* [Exercise objective]: Restate the listing below word for word, omitting any images.
****
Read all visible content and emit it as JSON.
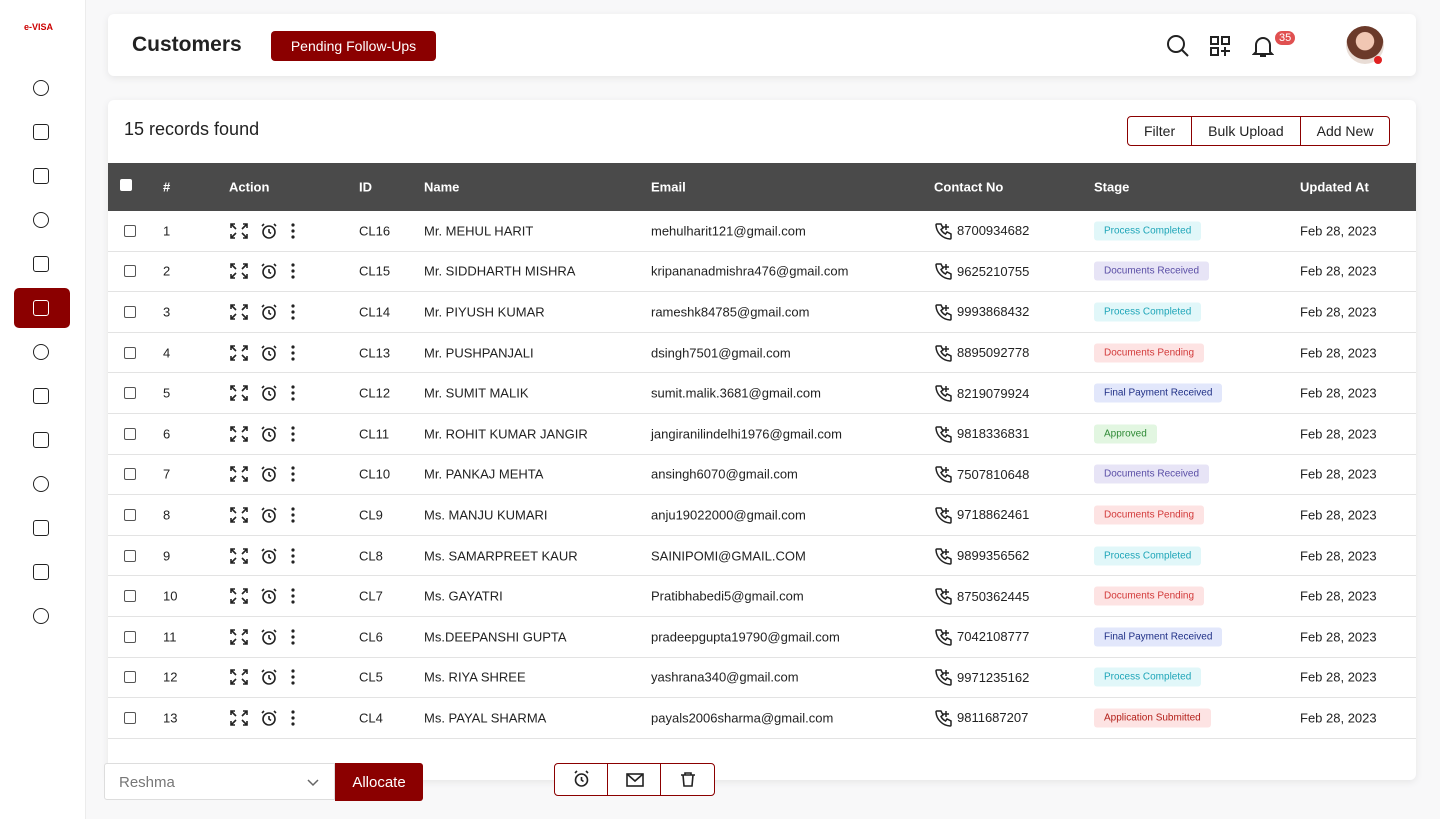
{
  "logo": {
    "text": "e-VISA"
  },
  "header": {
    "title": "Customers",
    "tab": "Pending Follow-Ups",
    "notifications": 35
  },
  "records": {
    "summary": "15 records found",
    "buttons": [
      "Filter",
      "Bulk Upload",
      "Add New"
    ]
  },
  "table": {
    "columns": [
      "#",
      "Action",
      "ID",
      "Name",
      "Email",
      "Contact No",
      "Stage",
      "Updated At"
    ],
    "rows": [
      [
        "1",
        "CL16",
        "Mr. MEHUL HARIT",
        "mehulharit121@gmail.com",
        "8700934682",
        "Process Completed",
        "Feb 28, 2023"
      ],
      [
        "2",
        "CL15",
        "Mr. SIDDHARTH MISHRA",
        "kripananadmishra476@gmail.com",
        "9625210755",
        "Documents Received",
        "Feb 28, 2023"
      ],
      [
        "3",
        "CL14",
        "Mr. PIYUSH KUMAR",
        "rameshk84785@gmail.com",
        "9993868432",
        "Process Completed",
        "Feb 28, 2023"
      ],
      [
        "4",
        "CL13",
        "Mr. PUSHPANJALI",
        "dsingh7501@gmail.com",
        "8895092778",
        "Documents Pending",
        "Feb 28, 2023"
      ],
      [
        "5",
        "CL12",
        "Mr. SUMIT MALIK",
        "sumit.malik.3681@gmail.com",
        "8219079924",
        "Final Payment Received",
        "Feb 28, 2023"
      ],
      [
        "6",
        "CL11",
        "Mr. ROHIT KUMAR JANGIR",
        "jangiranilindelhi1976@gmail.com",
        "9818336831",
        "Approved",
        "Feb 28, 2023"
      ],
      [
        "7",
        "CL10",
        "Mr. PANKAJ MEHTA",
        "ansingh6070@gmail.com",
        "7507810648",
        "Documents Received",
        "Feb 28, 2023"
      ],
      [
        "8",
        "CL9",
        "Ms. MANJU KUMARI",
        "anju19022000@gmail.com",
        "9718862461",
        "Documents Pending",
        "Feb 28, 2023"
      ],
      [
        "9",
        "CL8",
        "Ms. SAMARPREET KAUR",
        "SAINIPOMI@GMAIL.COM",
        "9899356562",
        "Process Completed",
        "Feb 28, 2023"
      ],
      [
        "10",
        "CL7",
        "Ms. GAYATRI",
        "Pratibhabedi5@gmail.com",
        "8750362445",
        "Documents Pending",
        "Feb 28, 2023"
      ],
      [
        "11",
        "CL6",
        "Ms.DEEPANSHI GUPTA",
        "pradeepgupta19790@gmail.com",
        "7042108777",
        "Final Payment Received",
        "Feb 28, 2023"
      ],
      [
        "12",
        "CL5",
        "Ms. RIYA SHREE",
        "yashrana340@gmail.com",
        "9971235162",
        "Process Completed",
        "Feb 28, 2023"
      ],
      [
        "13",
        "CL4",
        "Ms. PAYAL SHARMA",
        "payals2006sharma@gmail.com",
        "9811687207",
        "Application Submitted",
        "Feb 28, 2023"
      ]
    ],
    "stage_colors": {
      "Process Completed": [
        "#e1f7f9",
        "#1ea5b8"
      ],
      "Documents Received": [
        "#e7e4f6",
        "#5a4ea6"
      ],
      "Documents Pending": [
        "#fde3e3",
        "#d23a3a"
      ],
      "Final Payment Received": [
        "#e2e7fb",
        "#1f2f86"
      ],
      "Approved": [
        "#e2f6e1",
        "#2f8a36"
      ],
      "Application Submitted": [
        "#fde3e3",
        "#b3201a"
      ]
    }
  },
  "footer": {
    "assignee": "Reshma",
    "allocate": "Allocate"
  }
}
****
* [Answer to the problem]:
Read all visible content and emit it as JSON.
{
  "logo": {
    "text": "e-VISA"
  },
  "header": {
    "title": "Customers",
    "tab": "Pending Follow-Ups",
    "notifications": 35
  },
  "records": {
    "summary": "15 records found",
    "buttons": [
      "Filter",
      "Bulk Upload",
      "Add New"
    ]
  },
  "table": {
    "columns": [
      "#",
      "Action",
      "ID",
      "Name",
      "Email",
      "Contact No",
      "Stage",
      "Updated At"
    ],
    "rows": [
      [
        "1",
        "CL16",
        "Mr. MEHUL HARIT",
        "mehulharit121@gmail.com",
        "8700934682",
        "Process Completed",
        "Feb 28, 2023"
      ],
      [
        "2",
        "CL15",
        "Mr. SIDDHARTH MISHRA",
        "kripananadmishra476@gmail.com",
        "9625210755",
        "Documents Received",
        "Feb 28, 2023"
      ],
      [
        "3",
        "CL14",
        "Mr. PIYUSH KUMAR",
        "rameshk84785@gmail.com",
        "9993868432",
        "Process Completed",
        "Feb 28, 2023"
      ],
      [
        "4",
        "CL13",
        "Mr. PUSHPANJALI",
        "dsingh7501@gmail.com",
        "8895092778",
        "Documents Pending",
        "Feb 28, 2023"
      ],
      [
        "5",
        "CL12",
        "Mr. SUMIT MALIK",
        "sumit.malik.3681@gmail.com",
        "8219079924",
        "Final Payment Received",
        "Feb 28, 2023"
      ],
      [
        "6",
        "CL11",
        "Mr. ROHIT KUMAR JANGIR",
        "jangiranilindelhi1976@gmail.com",
        "9818336831",
        "Approved",
        "Feb 28, 2023"
      ],
      [
        "7",
        "CL10",
        "Mr. PANKAJ MEHTA",
        "ansingh6070@gmail.com",
        "7507810648",
        "Documents Received",
        "Feb 28, 2023"
      ],
      [
        "8",
        "CL9",
        "Ms. MANJU KUMARI",
        "anju19022000@gmail.com",
        "9718862461",
        "Documents Pending",
        "Feb 28, 2023"
      ],
      [
        "9",
        "CL8",
        "Ms. SAMARPREET KAUR",
        "SAINIPOMI@GMAIL.COM",
        "9899356562",
        "Process Completed",
        "Feb 28, 2023"
      ],
      [
        "10",
        "CL7",
        "Ms. GAYATRI",
        "Pratibhabedi5@gmail.com",
        "8750362445",
        "Documents Pending",
        "Feb 28, 2023"
      ],
      [
        "11",
        "CL6",
        "Ms.DEEPANSHI GUPTA",
        "pradeepgupta19790@gmail.com",
        "7042108777",
        "Final Payment Received",
        "Feb 28, 2023"
      ],
      [
        "12",
        "CL5",
        "Ms. RIYA SHREE",
        "yashrana340@gmail.com",
        "9971235162",
        "Process Completed",
        "Feb 28, 2023"
      ],
      [
        "13",
        "CL4",
        "Ms. PAYAL SHARMA",
        "payals2006sharma@gmail.com",
        "9811687207",
        "Application Submitted",
        "Feb 28, 2023"
      ]
    ],
    "stage_colors": {
      "Process Completed": [
        "#e1f7f9",
        "#1ea5b8"
      ],
      "Documents Received": [
        "#e7e4f6",
        "#5a4ea6"
      ],
      "Documents Pending": [
        "#fde3e3",
        "#d23a3a"
      ],
      "Final Payment Received": [
        "#e2e7fb",
        "#1f2f86"
      ],
      "Approved": [
        "#e2f6e1",
        "#2f8a36"
      ],
      "Application Submitted": [
        "#fde3e3",
        "#b3201a"
      ]
    }
  },
  "footer": {
    "assignee": "Reshma",
    "allocate": "Allocate"
  }
}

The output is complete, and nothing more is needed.